WORK TO BE COMPLETED: Quote all entries in full, exactly.

Extracted data entries
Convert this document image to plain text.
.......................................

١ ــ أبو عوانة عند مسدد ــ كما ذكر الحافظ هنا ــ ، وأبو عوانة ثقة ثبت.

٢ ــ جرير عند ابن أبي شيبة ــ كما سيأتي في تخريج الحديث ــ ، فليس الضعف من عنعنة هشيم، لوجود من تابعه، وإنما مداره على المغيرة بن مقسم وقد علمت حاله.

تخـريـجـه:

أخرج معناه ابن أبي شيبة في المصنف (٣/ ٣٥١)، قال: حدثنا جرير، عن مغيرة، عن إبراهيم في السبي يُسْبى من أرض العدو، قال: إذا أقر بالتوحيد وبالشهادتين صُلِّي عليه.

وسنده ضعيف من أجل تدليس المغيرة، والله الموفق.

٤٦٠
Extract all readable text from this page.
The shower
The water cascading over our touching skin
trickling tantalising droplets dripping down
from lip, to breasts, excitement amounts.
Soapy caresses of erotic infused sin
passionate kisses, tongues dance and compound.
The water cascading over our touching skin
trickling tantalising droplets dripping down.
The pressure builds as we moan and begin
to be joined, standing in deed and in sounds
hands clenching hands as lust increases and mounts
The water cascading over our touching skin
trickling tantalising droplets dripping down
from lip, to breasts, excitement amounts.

ANSWER FOR THIS EXERCISE:
Convert this document image to plain text.
.......................................

١ ــ أبو عوانة عند مسدد ــ كما ذكر الحافظ هنا ــ ، وأبو عوانة ثقة ثبت.

٢ ــ جرير عند ابن أبي شيبة ــ كما سيأتي في تخريج الحديث ــ ، فليس الضعف من عنعنة هشيم، لوجود من تابعه، وإنما مداره على المغيرة بن مقسم وقد علمت حاله.

تخـريـجـه:

أخرج معناه ابن أبي شيبة في المصنف (٣/ ٣٥١)، قال: حدثنا جرير، عن مغيرة، عن إبراهيم في السبي يُسْبى من أرض العدو، قال: إذا أقر بالتوحيد وبالشهادتين صُلِّي عليه.

وسنده ضعيف من أجل تدليس المغيرة، والله الموفق.

٤٦٠
Extract all readable text from this page.
The shower
The water cascading over our touching skin
trickling tantalising droplets dripping down
from lip, to breasts, excitement amounts.
Soapy caresses of erotic infused sin
passionate kisses, tongues dance and compound.
The water cascading over our touching skin
trickling tantalising droplets dripping down.
The pressure builds as we moan and begin
to be joined, standing in deed and in sounds
hands clenching hands as lust increases and mounts
The water cascading over our touching skin
trickling tantalising droplets dripping down
from lip, to breasts, excitement amounts.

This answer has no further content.